Your objective ▸
Convert the entries below into a numbered list, leaving out any blank lines.

Material for this task ▸
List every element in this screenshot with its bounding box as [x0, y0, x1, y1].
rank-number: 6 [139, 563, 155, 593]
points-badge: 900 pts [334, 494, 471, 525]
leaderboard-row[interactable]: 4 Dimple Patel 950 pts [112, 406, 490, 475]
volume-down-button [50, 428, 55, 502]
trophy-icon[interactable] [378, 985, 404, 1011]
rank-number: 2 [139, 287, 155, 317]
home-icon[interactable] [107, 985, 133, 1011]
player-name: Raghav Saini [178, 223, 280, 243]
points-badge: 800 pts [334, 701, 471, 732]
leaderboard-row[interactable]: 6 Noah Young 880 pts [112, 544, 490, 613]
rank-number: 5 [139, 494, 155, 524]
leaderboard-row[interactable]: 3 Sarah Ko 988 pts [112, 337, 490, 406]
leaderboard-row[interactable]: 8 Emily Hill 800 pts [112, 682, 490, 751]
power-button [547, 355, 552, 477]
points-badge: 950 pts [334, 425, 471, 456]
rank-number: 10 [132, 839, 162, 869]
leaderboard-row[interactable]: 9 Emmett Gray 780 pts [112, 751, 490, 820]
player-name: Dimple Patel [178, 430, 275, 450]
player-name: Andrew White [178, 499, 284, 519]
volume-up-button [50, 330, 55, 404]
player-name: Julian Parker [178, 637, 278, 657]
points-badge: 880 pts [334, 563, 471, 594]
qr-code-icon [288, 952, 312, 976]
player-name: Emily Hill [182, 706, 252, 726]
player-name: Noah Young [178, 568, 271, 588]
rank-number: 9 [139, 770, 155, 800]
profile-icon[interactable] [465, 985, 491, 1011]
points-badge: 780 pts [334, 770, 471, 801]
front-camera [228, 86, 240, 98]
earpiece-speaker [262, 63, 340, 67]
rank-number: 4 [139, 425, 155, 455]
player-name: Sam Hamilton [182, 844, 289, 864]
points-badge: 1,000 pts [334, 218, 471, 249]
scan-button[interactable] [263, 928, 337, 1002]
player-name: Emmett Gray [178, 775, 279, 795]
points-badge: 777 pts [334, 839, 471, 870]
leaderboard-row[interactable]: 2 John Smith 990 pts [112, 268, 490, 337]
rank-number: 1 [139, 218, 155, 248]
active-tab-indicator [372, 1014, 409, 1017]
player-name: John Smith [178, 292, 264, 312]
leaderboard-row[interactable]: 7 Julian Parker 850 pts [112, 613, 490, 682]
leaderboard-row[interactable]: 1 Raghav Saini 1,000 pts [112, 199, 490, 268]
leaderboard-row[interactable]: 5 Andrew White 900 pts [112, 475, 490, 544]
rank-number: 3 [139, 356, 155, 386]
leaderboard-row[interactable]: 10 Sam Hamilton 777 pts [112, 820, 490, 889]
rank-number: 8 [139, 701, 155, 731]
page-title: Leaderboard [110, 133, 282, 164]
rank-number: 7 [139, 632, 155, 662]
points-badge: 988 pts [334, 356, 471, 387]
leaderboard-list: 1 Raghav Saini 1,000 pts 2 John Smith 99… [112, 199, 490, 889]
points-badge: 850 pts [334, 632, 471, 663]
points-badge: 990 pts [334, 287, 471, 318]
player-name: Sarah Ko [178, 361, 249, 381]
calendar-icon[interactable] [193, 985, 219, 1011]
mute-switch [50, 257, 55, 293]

The solution ▸
1. List every element in this screenshot with its bounding box as [x0, y0, x1, y1].
2. rank-number: 6 [139, 563, 155, 593]
3. points-badge: 900 pts [334, 494, 471, 525]
4. leaderboard-row[interactable]: 4 Dimple Patel 950 pts [112, 406, 490, 475]
5. volume-down-button [50, 428, 55, 502]
6. trophy-icon[interactable] [378, 985, 404, 1011]
7. rank-number: 2 [139, 287, 155, 317]
8. home-icon[interactable] [107, 985, 133, 1011]
9. player-name: Raghav Saini [178, 223, 280, 243]
10. points-badge: 800 pts [334, 701, 471, 732]
11. leaderboard-row[interactable]: 6 Noah Young 880 pts [112, 544, 490, 613]
12. rank-number: 5 [139, 494, 155, 524]
13. leaderboard-row[interactable]: 3 Sarah Ko 988 pts [112, 337, 490, 406]
14. leaderboard-row[interactable]: 8 Emily Hill 800 pts [112, 682, 490, 751]
15. power-button [547, 355, 552, 477]
16. points-badge: 950 pts [334, 425, 471, 456]
17. rank-number: 10 [132, 839, 162, 869]
18. leaderboard-row[interactable]: 9 Emmett Gray 780 pts [112, 751, 490, 820]
19. player-name: Dimple Patel [178, 430, 275, 450]
20. player-name: Andrew White [178, 499, 284, 519]
21. volume-up-button [50, 330, 55, 404]
22. player-name: Julian Parker [178, 637, 278, 657]
23. points-badge: 880 pts [334, 563, 471, 594]
24. qr-code-icon [288, 952, 312, 976]
25. player-name: Emily Hill [182, 706, 252, 726]
26. player-name: Noah Young [178, 568, 271, 588]
27. rank-number: 9 [139, 770, 155, 800]
28. profile-icon[interactable] [465, 985, 491, 1011]
29. points-badge: 780 pts [334, 770, 471, 801]
30. front-camera [228, 86, 240, 98]
31. earpiece-speaker [262, 63, 340, 67]
32. rank-number: 4 [139, 425, 155, 455]
33. player-name: Sam Hamilton [182, 844, 289, 864]
34. points-badge: 1,000 pts [334, 218, 471, 249]
35. scan-button[interactable] [263, 928, 337, 1002]
36. player-name: Emmett Gray [178, 775, 279, 795]
37. points-badge: 777 pts [334, 839, 471, 870]
38. leaderboard-row[interactable]: 2 John Smith 990 pts [112, 268, 490, 337]
39. rank-number: 1 [139, 218, 155, 248]
40. active-tab-indicator [372, 1014, 409, 1017]
41. player-name: John Smith [178, 292, 264, 312]
42. leaderboard-row[interactable]: 7 Julian Parker 850 pts [112, 613, 490, 682]
43. leaderboard-row[interactable]: 1 Raghav Saini 1,000 pts [112, 199, 490, 268]
44. leaderboard-row[interactable]: 5 Andrew White 900 pts [112, 475, 490, 544]
45. rank-number: 3 [139, 356, 155, 386]
46. leaderboard-row[interactable]: 10 Sam Hamilton 777 pts [112, 820, 490, 889]
47. rank-number: 8 [139, 701, 155, 731]
48. page-title: Leaderboard [110, 133, 282, 164]
49. rank-number: 7 [139, 632, 155, 662]
50. points-badge: 988 pts [334, 356, 471, 387]
51. leaderboard-list: 1 Raghav Saini 1,000 pts 2 John Smith 99… [112, 199, 490, 889]
52. points-badge: 850 pts [334, 632, 471, 663]
53. points-badge: 990 pts [334, 287, 471, 318]
54. player-name: Sarah Ko [178, 361, 249, 381]
55. calendar-icon[interactable] [193, 985, 219, 1011]
56. mute-switch [50, 257, 55, 293]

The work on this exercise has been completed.